---------- Excerpted records

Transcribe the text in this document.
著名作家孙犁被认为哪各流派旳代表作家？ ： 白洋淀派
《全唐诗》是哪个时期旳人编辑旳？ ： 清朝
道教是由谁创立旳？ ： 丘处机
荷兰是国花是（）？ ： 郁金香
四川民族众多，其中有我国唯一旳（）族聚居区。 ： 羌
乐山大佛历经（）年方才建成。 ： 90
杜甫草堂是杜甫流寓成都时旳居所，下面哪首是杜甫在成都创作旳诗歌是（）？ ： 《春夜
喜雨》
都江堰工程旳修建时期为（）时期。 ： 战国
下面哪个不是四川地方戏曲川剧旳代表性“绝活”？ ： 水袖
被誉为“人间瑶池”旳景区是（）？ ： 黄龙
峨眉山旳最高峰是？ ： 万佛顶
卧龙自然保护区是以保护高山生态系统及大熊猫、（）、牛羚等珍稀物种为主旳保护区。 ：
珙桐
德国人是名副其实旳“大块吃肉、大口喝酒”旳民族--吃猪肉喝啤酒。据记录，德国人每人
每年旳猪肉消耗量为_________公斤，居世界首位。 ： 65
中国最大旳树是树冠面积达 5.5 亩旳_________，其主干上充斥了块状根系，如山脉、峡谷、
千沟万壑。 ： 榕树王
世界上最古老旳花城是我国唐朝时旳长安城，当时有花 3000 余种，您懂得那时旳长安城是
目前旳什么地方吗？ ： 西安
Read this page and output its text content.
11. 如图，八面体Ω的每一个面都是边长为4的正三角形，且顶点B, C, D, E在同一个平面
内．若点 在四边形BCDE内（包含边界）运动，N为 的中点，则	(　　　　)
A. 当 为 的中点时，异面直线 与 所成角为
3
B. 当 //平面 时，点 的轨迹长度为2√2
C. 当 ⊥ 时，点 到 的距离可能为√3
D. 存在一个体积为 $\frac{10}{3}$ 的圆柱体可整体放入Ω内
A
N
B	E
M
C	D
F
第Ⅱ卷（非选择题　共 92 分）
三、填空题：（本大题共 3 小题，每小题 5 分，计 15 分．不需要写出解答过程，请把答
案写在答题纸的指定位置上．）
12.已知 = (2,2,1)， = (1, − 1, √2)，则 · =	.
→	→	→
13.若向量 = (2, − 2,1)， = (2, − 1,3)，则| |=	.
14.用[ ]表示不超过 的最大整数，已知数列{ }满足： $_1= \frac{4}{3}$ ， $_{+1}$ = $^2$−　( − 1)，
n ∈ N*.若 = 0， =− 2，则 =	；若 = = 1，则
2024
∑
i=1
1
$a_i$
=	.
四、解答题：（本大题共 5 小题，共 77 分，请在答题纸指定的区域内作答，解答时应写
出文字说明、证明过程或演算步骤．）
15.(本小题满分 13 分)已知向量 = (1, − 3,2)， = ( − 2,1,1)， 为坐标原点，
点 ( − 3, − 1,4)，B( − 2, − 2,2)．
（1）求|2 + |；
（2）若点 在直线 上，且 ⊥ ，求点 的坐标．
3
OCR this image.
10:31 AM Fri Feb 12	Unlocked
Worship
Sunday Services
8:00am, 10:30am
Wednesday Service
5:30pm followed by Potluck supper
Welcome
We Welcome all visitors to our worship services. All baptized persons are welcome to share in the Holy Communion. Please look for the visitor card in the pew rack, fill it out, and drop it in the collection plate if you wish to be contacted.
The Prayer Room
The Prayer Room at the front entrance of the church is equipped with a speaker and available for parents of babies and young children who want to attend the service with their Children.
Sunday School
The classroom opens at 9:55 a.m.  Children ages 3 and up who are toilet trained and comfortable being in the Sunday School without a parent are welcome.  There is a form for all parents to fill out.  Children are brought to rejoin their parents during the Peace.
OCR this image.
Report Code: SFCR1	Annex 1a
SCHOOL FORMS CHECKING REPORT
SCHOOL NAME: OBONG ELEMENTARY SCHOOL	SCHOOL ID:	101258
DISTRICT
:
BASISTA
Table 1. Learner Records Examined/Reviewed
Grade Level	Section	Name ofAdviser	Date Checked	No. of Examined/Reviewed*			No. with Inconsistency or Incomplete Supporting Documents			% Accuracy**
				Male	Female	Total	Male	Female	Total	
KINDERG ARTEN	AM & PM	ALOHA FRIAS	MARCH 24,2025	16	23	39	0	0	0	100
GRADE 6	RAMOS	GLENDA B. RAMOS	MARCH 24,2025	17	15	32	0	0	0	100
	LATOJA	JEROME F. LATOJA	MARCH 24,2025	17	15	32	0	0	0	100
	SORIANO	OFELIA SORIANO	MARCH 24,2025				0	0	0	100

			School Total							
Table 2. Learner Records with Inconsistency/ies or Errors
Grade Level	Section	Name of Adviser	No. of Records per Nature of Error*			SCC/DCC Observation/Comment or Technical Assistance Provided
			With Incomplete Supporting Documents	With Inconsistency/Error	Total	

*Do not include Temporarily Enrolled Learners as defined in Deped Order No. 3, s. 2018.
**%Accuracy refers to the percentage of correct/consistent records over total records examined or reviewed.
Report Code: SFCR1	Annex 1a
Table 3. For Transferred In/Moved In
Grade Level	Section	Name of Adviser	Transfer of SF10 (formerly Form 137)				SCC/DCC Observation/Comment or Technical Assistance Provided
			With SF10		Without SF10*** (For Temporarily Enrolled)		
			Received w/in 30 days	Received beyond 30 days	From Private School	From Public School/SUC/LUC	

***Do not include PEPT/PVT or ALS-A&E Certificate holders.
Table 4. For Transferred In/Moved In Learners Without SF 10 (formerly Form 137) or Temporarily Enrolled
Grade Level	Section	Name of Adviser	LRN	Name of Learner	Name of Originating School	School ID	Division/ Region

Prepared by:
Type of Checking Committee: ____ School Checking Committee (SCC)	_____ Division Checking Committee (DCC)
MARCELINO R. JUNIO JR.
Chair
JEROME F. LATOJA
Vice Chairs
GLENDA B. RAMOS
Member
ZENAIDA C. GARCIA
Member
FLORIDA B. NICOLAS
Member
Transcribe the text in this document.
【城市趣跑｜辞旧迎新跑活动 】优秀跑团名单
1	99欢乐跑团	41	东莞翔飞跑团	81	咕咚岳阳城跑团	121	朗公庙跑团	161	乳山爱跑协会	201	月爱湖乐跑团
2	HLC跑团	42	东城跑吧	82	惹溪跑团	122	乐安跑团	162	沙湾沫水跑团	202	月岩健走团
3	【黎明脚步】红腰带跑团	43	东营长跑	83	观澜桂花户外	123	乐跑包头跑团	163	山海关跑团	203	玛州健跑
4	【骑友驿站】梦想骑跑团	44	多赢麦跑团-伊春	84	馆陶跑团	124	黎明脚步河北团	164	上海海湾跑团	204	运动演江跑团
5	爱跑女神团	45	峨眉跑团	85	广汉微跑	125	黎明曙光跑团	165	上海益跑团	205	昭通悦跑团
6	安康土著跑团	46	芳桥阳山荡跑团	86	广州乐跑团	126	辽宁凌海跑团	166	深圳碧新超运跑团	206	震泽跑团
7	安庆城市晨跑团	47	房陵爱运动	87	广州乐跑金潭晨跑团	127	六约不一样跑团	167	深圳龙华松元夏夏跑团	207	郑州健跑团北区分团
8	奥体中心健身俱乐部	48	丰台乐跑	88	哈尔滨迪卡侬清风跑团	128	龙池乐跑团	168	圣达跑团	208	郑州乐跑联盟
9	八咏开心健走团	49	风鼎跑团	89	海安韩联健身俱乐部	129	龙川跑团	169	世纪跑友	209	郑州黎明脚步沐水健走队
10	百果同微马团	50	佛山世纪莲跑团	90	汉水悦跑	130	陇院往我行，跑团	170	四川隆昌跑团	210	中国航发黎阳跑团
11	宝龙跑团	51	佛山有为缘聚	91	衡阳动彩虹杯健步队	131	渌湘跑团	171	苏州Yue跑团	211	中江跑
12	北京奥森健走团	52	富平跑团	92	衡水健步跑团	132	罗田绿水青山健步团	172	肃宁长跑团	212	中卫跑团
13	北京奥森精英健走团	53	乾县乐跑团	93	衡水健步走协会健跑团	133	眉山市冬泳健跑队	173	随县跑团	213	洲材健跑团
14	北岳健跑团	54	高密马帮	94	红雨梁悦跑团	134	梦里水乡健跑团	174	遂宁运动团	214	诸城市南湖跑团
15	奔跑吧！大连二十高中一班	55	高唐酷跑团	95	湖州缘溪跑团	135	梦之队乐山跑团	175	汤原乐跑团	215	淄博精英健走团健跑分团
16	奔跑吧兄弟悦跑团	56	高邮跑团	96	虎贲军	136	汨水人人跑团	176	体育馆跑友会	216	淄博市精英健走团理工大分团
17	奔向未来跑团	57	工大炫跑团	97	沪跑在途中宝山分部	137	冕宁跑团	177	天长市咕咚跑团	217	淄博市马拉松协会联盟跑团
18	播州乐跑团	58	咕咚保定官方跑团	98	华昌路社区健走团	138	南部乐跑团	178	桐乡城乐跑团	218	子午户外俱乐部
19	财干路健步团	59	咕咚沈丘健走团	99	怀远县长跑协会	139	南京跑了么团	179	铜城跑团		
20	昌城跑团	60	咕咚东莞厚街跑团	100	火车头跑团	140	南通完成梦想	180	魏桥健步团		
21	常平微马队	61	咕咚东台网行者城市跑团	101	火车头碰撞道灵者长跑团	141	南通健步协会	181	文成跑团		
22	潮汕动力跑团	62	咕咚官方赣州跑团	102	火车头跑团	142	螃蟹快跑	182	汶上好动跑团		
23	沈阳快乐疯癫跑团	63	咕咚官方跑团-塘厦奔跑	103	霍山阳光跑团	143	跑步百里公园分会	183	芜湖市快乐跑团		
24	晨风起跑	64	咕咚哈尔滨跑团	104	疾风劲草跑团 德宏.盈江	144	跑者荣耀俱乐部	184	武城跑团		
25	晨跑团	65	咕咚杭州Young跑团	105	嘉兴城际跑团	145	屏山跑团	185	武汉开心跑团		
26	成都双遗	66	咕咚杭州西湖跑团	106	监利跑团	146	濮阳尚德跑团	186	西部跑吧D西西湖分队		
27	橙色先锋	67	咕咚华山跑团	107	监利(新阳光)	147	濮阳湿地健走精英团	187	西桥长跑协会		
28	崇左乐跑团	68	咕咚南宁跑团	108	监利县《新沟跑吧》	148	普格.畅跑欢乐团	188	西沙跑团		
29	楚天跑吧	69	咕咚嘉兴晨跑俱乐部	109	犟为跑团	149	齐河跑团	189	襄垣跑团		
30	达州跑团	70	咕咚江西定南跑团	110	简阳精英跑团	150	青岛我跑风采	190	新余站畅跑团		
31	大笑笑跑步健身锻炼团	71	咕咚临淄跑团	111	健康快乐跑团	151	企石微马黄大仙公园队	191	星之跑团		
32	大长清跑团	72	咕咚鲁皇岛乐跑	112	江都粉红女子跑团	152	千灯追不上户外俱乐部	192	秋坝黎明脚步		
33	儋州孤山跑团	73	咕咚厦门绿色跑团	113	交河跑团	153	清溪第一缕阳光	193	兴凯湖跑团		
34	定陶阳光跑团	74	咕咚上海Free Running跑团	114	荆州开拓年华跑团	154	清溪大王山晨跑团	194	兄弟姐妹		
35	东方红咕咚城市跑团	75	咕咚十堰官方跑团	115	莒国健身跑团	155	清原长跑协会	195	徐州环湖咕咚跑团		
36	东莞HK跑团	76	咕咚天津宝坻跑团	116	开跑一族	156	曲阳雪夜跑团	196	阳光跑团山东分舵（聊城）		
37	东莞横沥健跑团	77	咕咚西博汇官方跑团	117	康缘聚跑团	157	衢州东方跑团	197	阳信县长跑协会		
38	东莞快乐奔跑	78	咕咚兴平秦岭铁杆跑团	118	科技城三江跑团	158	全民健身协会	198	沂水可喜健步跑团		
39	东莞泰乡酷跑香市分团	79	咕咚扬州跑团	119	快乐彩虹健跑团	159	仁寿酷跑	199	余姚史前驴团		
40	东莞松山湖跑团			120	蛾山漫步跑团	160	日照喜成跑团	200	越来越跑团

--------------------

=== Task requirements ===
Which lines of the data above contain "JEROME"? Copy each one.

=== Exercise result ===
	LATOJA	JEROME F. LATOJA	MARCH 24,2025	17	15	32	0	0	0	100
JEROME F. LATOJA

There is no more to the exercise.